═══ Data ═══
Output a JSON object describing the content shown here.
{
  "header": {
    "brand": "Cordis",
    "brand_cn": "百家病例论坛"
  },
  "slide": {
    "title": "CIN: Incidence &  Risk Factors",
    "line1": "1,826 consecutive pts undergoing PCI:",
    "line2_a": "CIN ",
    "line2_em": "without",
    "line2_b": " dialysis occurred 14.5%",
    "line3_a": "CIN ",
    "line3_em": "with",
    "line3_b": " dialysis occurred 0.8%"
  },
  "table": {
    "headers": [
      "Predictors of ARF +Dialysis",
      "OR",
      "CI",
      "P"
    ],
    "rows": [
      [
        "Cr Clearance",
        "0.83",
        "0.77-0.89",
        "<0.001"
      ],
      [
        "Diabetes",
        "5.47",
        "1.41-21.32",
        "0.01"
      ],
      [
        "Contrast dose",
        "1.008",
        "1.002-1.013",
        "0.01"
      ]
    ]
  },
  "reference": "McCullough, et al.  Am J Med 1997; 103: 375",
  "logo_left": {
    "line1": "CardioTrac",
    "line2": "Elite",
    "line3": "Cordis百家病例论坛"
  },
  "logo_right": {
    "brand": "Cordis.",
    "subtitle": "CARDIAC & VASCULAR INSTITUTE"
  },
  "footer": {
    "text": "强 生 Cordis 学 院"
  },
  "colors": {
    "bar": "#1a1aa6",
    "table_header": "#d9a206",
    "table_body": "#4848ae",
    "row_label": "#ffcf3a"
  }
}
═══
> _To be done_:
The listing above must be transcribed exactly, line by line.

> _Output below_:
Output a JSON object describing the content shown here.
{
  "header": {
    "brand": "Cordis",
    "brand_cn": "百家病例论坛"
  },
  "slide": {
    "title": "CIN: Incidence &  Risk Factors",
    "line1": "1,826 consecutive pts undergoing PCI:",
    "line2_a": "CIN ",
    "line2_em": "without",
    "line2_b": " dialysis occurred 14.5%",
    "line3_a": "CIN ",
    "line3_em": "with",
    "line3_b": " dialysis occurred 0.8%"
  },
  "table": {
    "headers": [
      "Predictors of ARF +Dialysis",
      "OR",
      "CI",
      "P"
    ],
    "rows": [
      [
        "Cr Clearance",
        "0.83",
        "0.77-0.89",
        "<0.001"
      ],
      [
        "Diabetes",
        "5.47",
        "1.41-21.32",
        "0.01"
      ],
      [
        "Contrast dose",
        "1.008",
        "1.002-1.013",
        "0.01"
      ]
    ]
  },
  "reference": "McCullough, et al.  Am J Med 1997; 103: 375",
  "logo_left": {
    "line1": "CardioTrac",
    "line2": "Elite",
    "line3": "Cordis百家病例论坛"
  },
  "logo_right": {
    "brand": "Cordis.",
    "subtitle": "CARDIAC & VASCULAR INSTITUTE"
  },
  "footer": {
    "text": "强 生 Cordis 学 院"
  },
  "colors": {
    "bar": "#1a1aa6",
    "table_header": "#d9a206",
    "table_body": "#4848ae",
    "row_label": "#ffcf3a"
  }
}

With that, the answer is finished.